▶ _WORK INSTRUCTIONS_
Of all the lines in the material, how many include the word "writing"? Reply with the number alone.

++++ INPUT FOR THIS TASK

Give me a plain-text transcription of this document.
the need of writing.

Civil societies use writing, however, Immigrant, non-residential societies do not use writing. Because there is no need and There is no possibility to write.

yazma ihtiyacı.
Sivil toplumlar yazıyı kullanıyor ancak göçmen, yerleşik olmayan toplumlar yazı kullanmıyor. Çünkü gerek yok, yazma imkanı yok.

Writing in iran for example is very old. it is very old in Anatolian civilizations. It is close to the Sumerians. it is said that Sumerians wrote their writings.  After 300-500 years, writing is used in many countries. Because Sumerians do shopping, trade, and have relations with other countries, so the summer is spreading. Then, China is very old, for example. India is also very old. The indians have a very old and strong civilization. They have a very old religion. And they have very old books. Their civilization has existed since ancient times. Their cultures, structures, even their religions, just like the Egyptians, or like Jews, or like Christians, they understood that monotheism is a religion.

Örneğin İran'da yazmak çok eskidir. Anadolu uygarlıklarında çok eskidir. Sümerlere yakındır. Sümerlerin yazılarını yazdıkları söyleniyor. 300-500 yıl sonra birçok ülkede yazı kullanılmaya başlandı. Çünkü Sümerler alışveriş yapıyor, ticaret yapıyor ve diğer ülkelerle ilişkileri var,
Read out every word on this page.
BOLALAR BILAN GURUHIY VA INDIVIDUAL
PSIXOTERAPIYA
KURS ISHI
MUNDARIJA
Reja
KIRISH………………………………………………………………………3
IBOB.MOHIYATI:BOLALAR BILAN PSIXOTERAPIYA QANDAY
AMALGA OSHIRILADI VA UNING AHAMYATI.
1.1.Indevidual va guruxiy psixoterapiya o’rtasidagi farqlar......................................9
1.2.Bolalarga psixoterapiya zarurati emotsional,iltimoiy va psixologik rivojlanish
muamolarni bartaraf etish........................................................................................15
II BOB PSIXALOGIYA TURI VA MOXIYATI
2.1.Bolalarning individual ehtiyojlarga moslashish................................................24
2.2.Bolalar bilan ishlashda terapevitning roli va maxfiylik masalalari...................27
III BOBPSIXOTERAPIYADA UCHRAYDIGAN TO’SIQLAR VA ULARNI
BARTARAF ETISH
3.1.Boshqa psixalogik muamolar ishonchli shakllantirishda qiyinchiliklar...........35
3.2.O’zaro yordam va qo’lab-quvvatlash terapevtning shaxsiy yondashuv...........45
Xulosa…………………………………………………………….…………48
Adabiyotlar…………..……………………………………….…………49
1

++++++++

▶ _OUTPUT OF THE EXERCISE_
3